* PROBLEM *
Quote the entries word for word. Omit the pictures.

* start AVAILABLE RECORDS *

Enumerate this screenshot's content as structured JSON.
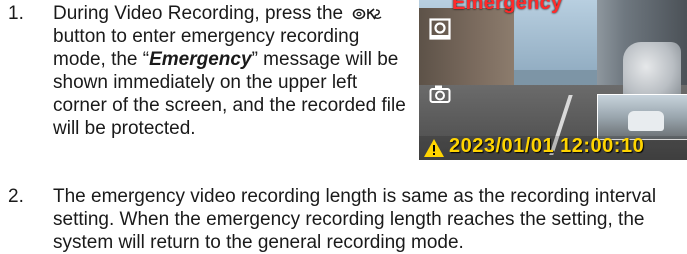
{
  "items": [
    {
      "number": "1.",
      "text_before": "During Video Recording, press the",
      "ok_icon": "ok-button-icon",
      "text_after_line1": "button to enter emergency recording mode, the “",
      "emphasis": "Emergency",
      "text_after": "” message will be shown immediately on the upper left corner of the screen, and the recorded file will be protected."
    },
    {
      "number": "2.",
      "text": "The emergency video recording length is same as the recording interval setting. When the emergency recording length reaches the setting, the system will return to the general recording mode."
    }
  ],
  "screen": {
    "emergency_label": "Emergency",
    "timestamp": "2023/01/01 12:00:10",
    "icons": [
      "recording-icon",
      "camera-icon",
      "warning-icon"
    ],
    "colors": {
      "emergency": "#ff2a2a",
      "timestamp": "#ffd400",
      "warning": "#ffd400"
    }
  }
}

* end AVAILABLE RECORDS *

* RESULT OF THIS TASK *
Enumerate this screenshot's content as structured JSON.
{
  "items": [
    {
      "number": "1.",
      "text_before": "During Video Recording, press the",
      "ok_icon": "ok-button-icon",
      "text_after_line1": "button to enter emergency recording mode, the “",
      "emphasis": "Emergency",
      "text_after": "” message will be shown immediately on the upper left corner of the screen, and the recorded file will be protected."
    },
    {
      "number": "2.",
      "text": "The emergency video recording length is same as the recording interval setting. When the emergency recording length reaches the setting, the system will return to the general recording mode."
    }
  ],
  "screen": {
    "emergency_label": "Emergency",
    "timestamp": "2023/01/01 12:00:10",
    "icons": [
      "recording-icon",
      "camera-icon",
      "warning-icon"
    ],
    "colors": {
      "emergency": "#ff2a2a",
      "timestamp": "#ffd400",
      "warning": "#ffd400"
    }
  }
}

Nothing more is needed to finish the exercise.